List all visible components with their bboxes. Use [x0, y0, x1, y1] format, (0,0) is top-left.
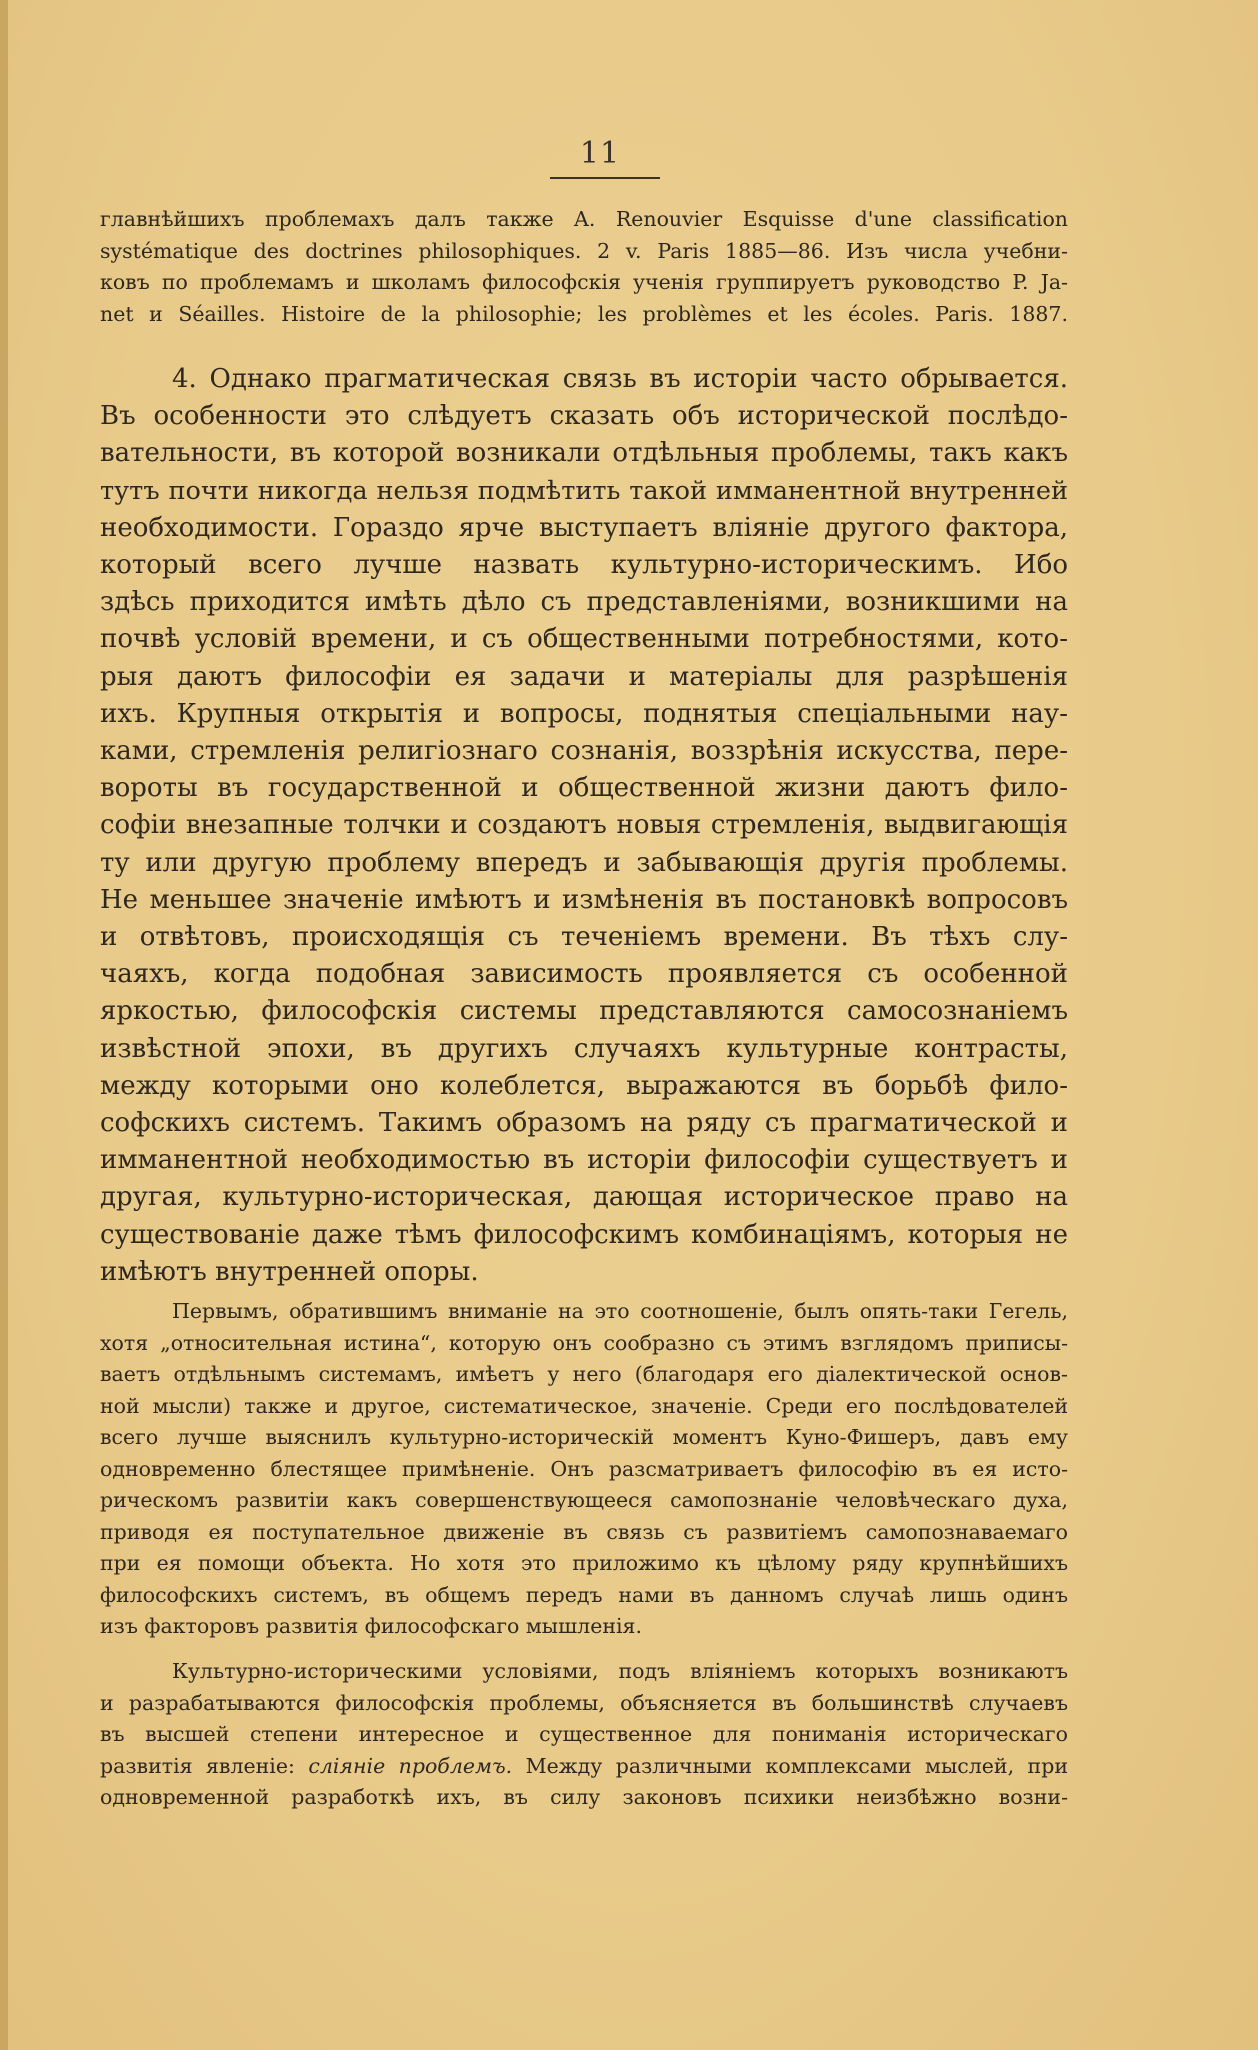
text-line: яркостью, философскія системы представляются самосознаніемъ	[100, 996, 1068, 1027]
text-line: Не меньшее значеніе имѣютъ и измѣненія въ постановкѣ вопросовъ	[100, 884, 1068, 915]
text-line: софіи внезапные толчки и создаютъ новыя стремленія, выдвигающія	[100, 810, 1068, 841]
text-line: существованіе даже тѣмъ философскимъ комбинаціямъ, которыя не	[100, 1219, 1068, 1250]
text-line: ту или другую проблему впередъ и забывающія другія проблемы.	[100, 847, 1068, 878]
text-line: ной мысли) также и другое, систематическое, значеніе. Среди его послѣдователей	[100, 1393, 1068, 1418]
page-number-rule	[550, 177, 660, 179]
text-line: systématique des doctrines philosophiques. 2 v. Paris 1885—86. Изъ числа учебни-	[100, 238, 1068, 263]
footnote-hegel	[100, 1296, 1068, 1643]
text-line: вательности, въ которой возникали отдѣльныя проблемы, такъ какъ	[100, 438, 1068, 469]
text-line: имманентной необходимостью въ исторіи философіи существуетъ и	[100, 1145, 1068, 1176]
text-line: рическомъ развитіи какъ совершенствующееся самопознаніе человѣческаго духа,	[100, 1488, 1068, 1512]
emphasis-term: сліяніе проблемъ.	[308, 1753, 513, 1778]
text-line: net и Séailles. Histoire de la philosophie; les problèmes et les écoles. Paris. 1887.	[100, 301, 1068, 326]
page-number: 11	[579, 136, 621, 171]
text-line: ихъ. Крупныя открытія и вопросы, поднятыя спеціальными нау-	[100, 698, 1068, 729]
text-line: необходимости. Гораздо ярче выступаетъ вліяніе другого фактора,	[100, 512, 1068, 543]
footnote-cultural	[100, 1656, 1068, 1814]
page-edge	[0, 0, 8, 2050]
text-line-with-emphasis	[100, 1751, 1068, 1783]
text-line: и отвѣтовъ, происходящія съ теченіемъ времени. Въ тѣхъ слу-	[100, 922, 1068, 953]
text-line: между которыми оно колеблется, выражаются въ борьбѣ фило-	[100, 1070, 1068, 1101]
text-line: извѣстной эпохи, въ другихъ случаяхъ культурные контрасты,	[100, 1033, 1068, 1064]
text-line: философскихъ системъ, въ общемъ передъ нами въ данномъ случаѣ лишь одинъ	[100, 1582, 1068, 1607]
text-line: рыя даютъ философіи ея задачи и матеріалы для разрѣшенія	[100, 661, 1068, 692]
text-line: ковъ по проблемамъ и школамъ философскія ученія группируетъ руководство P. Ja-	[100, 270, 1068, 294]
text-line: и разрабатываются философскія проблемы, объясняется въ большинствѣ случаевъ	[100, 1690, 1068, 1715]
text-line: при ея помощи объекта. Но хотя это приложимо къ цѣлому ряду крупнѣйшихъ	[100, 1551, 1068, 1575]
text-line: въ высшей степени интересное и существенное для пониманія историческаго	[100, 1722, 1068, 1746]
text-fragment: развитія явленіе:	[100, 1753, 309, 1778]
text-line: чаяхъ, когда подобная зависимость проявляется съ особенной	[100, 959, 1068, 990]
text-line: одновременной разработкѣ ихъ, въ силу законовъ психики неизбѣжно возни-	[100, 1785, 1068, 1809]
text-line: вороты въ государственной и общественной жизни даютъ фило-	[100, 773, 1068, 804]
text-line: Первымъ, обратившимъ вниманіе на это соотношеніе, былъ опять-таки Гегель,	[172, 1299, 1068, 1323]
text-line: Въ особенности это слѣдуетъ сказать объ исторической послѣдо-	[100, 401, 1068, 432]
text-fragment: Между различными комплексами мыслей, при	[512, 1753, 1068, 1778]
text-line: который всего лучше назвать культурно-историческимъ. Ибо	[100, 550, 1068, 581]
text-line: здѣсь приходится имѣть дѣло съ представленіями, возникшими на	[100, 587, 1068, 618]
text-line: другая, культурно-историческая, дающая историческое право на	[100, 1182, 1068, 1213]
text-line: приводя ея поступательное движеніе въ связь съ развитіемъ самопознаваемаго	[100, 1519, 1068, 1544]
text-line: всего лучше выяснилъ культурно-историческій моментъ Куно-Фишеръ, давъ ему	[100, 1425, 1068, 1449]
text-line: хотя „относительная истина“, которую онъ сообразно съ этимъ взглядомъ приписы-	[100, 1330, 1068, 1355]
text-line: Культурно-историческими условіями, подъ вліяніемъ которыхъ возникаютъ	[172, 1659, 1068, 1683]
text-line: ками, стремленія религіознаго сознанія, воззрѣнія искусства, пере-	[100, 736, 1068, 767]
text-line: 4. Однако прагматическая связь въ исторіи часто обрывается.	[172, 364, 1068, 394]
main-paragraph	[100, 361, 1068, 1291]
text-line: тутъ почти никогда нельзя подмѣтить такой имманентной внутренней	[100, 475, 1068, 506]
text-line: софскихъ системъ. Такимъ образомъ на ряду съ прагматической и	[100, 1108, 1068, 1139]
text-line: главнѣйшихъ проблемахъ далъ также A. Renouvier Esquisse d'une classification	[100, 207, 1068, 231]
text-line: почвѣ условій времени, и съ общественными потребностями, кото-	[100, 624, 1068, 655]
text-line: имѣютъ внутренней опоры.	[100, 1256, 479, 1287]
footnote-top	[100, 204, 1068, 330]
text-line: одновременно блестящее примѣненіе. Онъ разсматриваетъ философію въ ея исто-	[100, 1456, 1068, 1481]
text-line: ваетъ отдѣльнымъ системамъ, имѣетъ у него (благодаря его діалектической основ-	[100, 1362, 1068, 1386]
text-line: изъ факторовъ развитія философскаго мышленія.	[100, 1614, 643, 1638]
***
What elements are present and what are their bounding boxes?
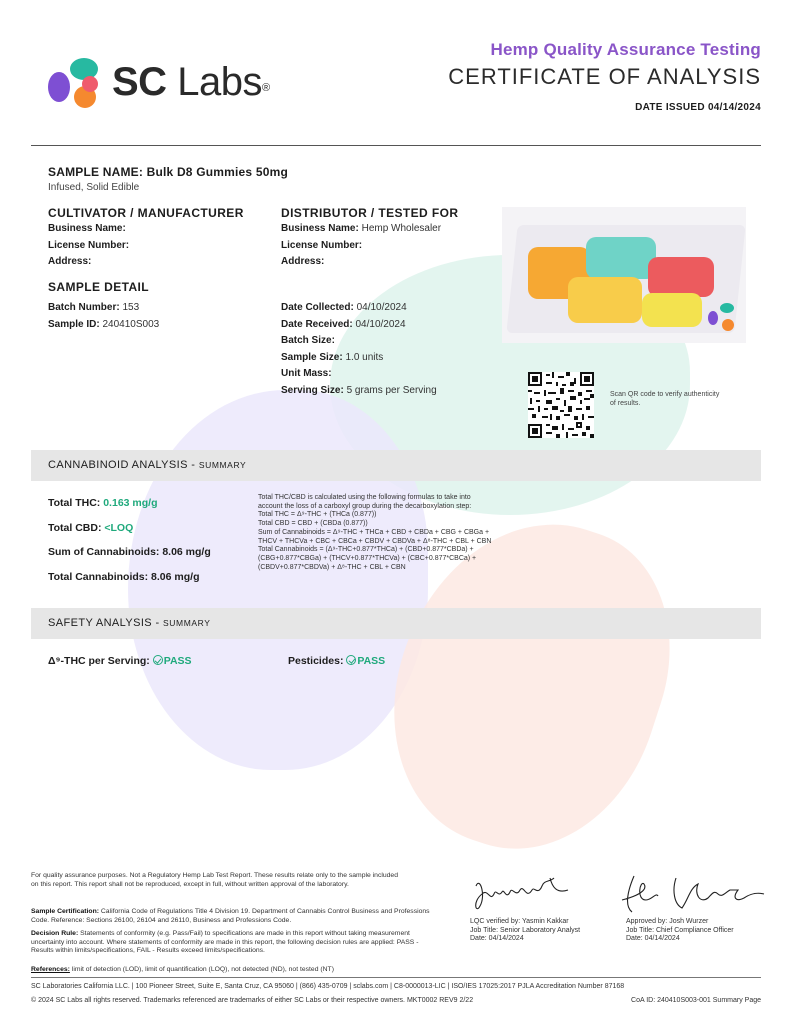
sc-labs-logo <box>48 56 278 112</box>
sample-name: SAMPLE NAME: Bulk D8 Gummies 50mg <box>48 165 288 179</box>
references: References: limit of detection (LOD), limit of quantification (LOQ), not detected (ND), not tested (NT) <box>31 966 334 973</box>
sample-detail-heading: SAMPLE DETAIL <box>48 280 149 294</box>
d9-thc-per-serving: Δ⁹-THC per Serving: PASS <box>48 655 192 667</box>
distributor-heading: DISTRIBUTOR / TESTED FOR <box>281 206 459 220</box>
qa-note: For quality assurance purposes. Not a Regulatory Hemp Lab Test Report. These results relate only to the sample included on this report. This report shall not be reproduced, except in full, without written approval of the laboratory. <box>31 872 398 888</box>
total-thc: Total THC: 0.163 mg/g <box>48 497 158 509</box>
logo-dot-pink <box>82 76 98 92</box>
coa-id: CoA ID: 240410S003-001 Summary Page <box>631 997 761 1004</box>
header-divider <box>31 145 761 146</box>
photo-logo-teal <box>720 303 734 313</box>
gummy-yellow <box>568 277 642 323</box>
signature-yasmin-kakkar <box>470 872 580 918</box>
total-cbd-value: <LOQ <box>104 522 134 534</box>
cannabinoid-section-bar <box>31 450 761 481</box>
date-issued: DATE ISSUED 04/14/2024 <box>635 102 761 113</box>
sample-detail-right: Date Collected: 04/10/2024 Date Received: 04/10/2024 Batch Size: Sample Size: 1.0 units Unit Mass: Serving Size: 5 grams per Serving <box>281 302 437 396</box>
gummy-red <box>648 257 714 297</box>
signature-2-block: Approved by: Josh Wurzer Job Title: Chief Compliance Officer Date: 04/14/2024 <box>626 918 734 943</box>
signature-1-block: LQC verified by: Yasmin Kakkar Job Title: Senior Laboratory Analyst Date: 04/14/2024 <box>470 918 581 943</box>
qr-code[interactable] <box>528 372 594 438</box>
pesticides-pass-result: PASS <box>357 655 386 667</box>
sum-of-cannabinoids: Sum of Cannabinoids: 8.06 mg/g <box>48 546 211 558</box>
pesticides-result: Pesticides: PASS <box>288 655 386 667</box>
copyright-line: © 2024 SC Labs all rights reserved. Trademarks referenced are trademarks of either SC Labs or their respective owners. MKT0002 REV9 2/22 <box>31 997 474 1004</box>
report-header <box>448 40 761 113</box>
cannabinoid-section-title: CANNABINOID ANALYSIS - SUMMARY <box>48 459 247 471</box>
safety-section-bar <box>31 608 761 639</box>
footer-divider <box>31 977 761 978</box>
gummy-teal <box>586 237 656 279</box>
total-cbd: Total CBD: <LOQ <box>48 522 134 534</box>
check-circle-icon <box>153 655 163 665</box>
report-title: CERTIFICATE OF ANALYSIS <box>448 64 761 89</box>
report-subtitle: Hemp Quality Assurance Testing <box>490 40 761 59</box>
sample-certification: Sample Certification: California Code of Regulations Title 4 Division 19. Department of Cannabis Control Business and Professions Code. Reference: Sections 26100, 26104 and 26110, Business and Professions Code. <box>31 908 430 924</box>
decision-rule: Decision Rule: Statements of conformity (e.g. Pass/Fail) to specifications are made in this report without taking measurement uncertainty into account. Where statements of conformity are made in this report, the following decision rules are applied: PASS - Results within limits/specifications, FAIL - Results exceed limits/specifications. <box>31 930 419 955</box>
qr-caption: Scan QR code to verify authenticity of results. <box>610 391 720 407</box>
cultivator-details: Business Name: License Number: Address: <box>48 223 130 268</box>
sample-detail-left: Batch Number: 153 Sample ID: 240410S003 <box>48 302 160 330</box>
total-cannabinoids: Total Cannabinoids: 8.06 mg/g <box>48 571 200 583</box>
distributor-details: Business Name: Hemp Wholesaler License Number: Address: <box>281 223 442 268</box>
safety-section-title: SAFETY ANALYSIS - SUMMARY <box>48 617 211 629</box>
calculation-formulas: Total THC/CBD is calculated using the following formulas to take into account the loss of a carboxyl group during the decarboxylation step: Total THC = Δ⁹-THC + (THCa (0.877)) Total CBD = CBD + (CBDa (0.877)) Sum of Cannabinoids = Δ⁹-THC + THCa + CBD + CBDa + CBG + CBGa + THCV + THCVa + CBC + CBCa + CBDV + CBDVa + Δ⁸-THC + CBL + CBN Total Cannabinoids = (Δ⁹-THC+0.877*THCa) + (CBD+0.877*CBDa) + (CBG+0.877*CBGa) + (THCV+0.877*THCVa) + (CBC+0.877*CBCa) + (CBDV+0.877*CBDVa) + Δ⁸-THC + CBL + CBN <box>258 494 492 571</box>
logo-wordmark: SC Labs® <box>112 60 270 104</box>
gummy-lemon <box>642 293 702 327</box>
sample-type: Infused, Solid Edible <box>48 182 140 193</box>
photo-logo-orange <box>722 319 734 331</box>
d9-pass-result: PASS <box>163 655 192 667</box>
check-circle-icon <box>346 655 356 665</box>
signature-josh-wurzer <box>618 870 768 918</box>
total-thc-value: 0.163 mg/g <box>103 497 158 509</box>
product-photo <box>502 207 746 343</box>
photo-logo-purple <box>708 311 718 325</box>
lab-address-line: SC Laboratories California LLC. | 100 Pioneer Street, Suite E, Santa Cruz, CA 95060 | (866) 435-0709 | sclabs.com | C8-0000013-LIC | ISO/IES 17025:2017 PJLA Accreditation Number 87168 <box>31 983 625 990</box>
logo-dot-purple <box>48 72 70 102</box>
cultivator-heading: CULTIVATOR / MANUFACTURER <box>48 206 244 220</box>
***
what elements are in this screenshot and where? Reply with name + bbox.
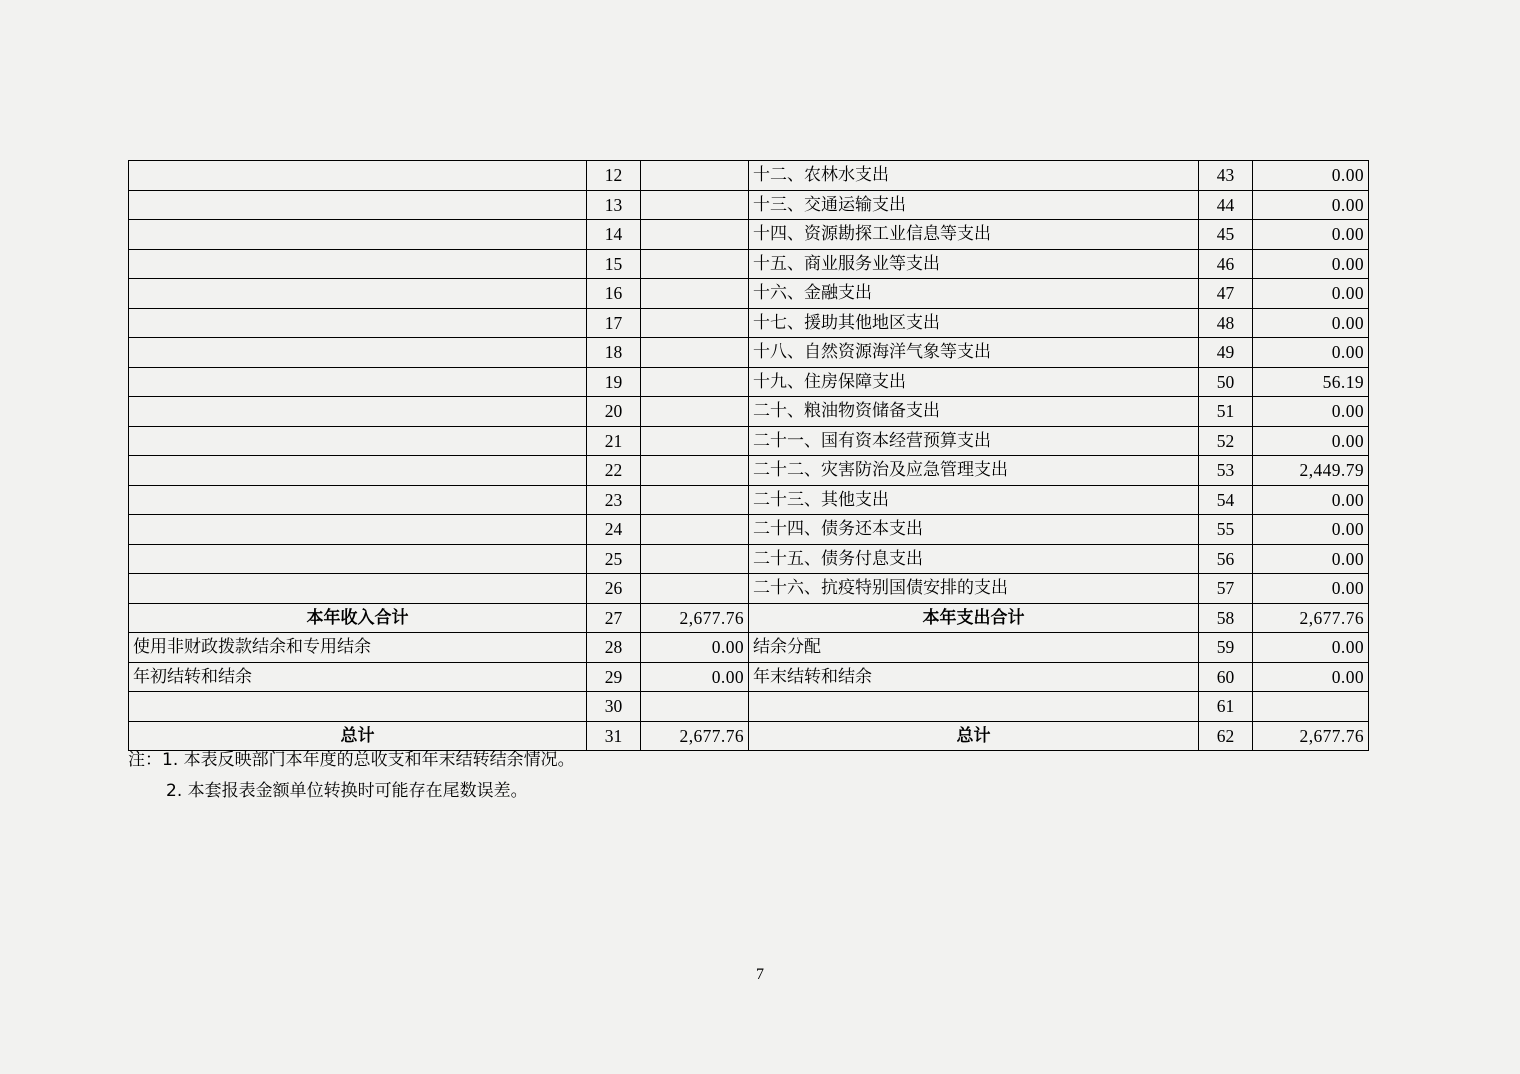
***
### WHAT THE EXERCISE ASKS
Rewrite the records from the line containing "What elements are present" to the line containing "signature-2-block: Approved by: Josh" as a Markdown table with the columns Row and Line, numbering each row and skipping blank lines. Leave the pictures out.

### RESPONSE TO THIS TASK
| Row | Line |
|---|---|
| 1 | What elements are present and what are their bounding boxes? |
| 2 | sc-labs-logo <box>48 56 278 112</box> |
| 3 | sample-name: SAMPLE NAME: Bulk D8 Gummies 50mg <box>48 165 288 179</box> |
| 4 | references: References: limit of detection (LOD), limit of quantification (LOQ), not detected (ND), not tested (NT) <box>31 966 334 973</box> |
| 5 | sample-detail-heading: SAMPLE DETAIL <box>48 280 149 294</box> |
| 6 | d9-thc-per-serving: Δ⁹-THC per Serving: PASS <box>48 655 192 667</box> |
| 7 | distributor-heading: DISTRIBUTOR / TESTED FOR <box>281 206 459 220</box> |
| 8 | qa-note: For quality assurance purposes. Not a Regulatory Hemp Lab Test Report. These results relate only to the sample included on this report. This report shall not be reproduced, except in full, without written approval of the laboratory. <box>31 872 398 888</box> |
| 9 | total-thc: Total THC: 0.163 mg/g <box>48 497 158 509</box> |
| 10 | logo-dot-pink <box>82 76 98 92</box> |
| 11 | coa-id: CoA ID: 240410S003-001 Summary Page <box>631 997 761 1004</box> |
| 12 | header-divider <box>31 145 761 146</box> |
| 13 | photo-logo-teal <box>720 303 734 313</box> |
| 14 | gummy-yellow <box>568 277 642 323</box> |
| 15 | signature-yasmin-kakkar <box>470 872 580 918</box> |
| 16 | total-cbd-value: <LOQ <box>104 522 134 534</box> |
| 17 | cannabinoid-section-bar <box>31 450 761 481</box> |
| 18 | date-issued: DATE ISSUED 04/14/2024 <box>635 102 761 113</box> |
| 19 | sample-detail-right: Date Collected: 04/10/2024 Date Received: 04/10/2024 Batch Size: Sample Size: 1.0 units Unit Mass: Serving Size: 5 grams per Serving <box>281 302 437 396</box> |
| 20 | gummy-red <box>648 257 714 297</box> |
| 21 | signature-2-block: Approved by: Josh Wurzer Job Title: Chief Compliance Officer Date: 04/14/2024 <box>626 918 734 943</box> |